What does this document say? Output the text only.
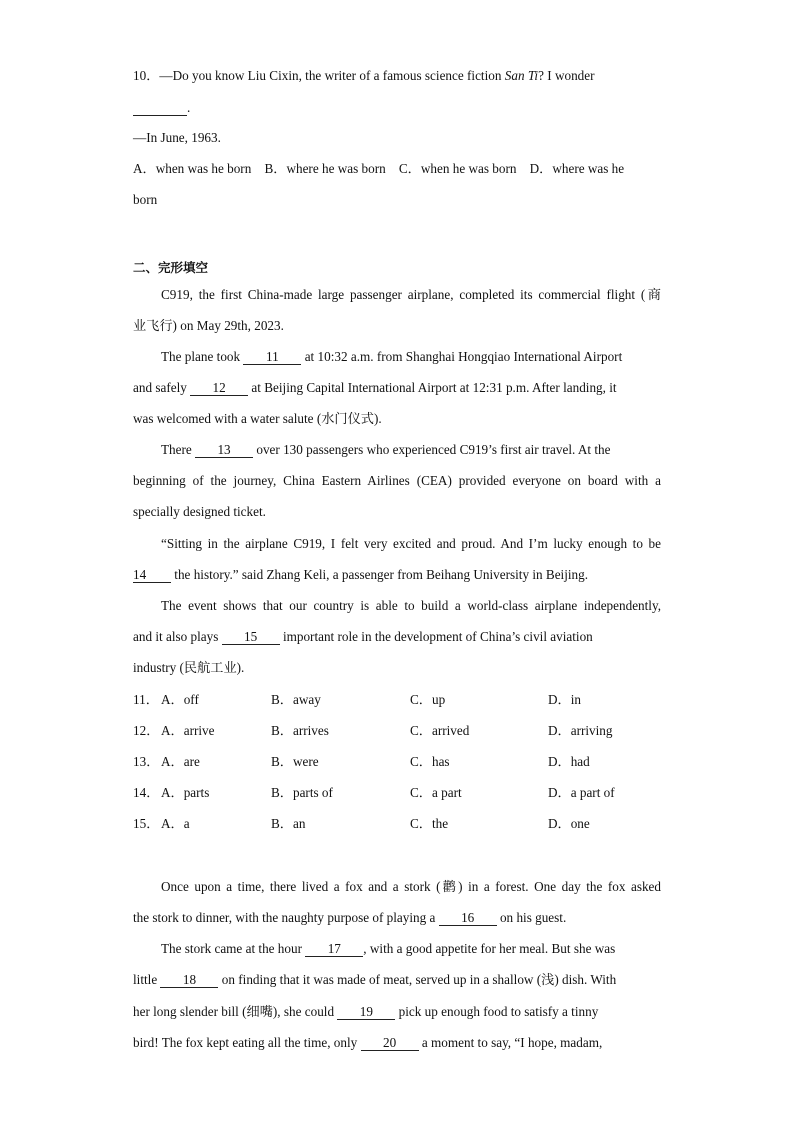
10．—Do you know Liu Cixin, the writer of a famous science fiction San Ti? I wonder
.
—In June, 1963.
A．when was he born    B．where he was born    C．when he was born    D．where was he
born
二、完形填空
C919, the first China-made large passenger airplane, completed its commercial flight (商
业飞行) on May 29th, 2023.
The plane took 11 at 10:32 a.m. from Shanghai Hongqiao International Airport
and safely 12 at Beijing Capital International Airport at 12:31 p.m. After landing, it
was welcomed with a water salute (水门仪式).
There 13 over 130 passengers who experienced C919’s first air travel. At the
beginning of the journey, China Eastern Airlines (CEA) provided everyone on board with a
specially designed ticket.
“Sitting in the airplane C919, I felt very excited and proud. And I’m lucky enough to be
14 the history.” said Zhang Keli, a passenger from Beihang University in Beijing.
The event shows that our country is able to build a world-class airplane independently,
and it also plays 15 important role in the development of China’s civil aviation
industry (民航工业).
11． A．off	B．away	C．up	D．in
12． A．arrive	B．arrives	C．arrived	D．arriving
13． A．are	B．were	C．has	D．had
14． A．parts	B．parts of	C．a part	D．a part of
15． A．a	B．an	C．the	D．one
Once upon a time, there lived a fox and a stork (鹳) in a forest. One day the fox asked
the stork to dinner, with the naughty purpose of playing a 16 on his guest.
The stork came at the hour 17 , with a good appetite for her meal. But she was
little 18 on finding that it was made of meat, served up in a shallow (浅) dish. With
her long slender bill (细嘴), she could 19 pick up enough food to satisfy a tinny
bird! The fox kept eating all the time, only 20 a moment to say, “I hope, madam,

- - - - -

▸ **Task prompt**
From the listing above, copy all lines holding the word "that".

▸ **Solution to the problem**
The event shows that our country is able to build a world-class airplane independently,
little 18 on finding that it was made of meat, served up in a shallow (浅) dish. With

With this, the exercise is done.